- **WHAT TO WORK ON**:
Determine which lines contain the word "проведения", then copy those lines.

- **Records from a data source**:
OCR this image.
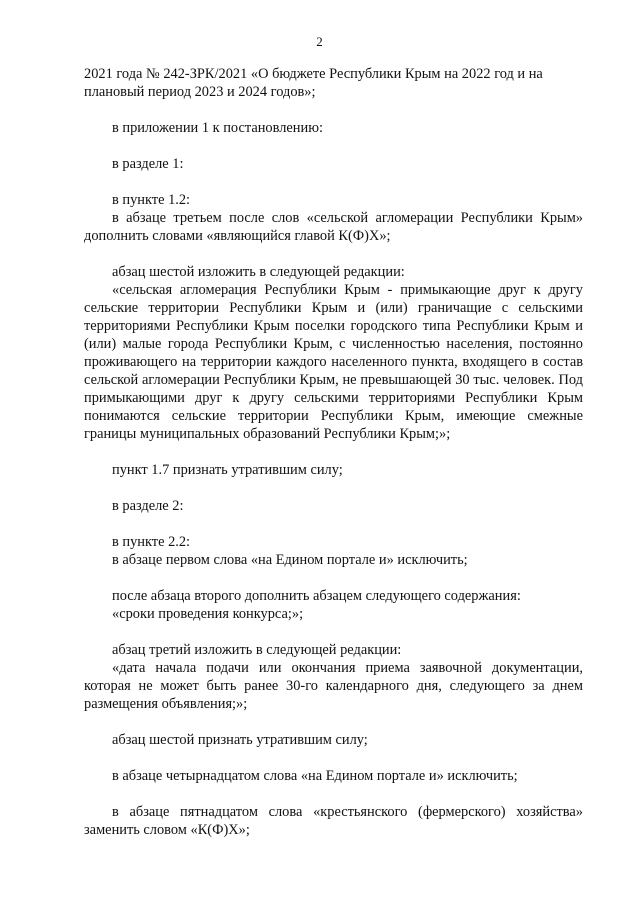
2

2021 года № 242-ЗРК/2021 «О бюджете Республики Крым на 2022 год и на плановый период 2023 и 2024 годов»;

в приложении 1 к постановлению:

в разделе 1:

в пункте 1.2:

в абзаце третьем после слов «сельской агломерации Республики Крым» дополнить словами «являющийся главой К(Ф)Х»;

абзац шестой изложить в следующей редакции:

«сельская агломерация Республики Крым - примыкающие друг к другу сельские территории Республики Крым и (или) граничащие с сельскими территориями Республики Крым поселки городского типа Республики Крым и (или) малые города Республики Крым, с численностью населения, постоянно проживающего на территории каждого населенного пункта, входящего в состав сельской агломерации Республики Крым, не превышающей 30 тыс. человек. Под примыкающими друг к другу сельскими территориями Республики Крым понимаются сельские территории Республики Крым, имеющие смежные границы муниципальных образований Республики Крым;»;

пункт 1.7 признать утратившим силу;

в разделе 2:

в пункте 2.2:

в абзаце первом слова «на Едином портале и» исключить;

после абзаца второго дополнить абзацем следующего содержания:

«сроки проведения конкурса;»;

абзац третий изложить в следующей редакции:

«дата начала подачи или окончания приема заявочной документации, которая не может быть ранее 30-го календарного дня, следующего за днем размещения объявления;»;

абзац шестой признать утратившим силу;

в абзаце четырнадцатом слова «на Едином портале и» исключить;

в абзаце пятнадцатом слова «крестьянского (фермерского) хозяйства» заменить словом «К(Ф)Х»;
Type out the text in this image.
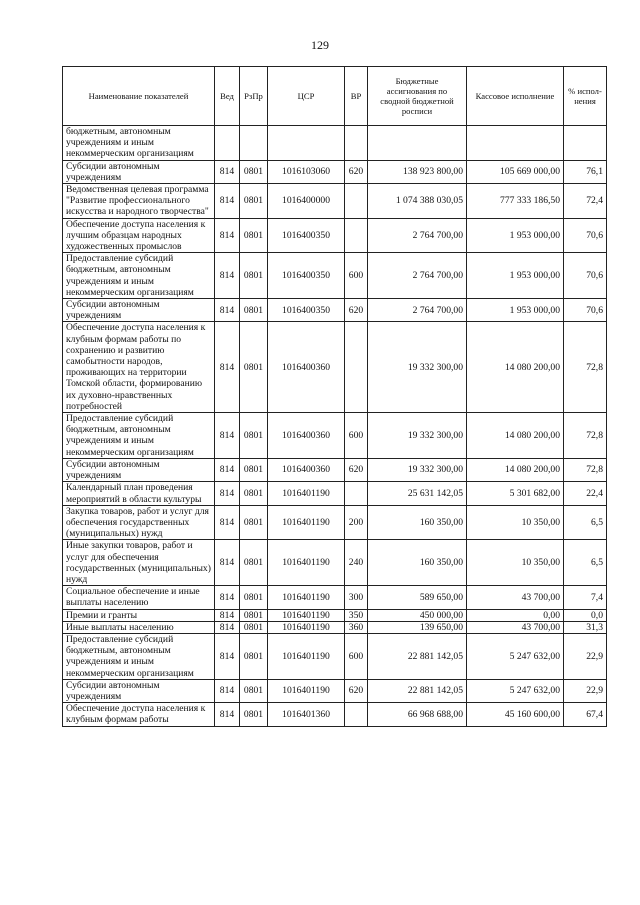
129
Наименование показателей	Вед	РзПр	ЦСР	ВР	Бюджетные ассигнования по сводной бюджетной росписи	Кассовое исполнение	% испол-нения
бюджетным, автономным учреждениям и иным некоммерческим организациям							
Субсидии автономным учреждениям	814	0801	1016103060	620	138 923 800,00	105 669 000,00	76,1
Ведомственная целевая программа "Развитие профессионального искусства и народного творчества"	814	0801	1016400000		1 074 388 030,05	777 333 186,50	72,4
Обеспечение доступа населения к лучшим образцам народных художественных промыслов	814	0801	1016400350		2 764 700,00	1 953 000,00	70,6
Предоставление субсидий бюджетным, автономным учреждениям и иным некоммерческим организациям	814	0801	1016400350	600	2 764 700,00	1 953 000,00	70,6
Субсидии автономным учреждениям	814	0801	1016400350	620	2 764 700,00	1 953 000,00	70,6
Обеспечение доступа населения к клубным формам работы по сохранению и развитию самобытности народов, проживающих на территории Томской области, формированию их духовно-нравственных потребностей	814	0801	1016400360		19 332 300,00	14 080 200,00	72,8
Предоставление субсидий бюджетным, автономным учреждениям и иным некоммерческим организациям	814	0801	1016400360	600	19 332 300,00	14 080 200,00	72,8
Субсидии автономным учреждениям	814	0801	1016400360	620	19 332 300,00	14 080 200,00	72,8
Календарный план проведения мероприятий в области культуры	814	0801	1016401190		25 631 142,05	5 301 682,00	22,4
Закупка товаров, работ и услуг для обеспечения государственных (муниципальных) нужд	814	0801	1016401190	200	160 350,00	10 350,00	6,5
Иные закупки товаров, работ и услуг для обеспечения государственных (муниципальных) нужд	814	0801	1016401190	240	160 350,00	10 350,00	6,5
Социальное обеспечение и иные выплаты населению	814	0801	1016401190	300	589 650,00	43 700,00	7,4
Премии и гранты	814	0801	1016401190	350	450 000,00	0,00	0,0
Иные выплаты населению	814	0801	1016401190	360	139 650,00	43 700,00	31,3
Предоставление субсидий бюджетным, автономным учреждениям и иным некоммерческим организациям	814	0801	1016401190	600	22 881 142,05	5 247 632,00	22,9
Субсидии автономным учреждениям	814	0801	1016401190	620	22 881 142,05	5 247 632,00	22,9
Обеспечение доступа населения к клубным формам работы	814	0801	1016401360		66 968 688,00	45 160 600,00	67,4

- **EXERCISE ANSWER**:
«сроки проведения конкурса;»;
Календарный план проведения мероприятий в области культуры	814	0801	1016401190		25 631 142,05	5 301 682,00	22,4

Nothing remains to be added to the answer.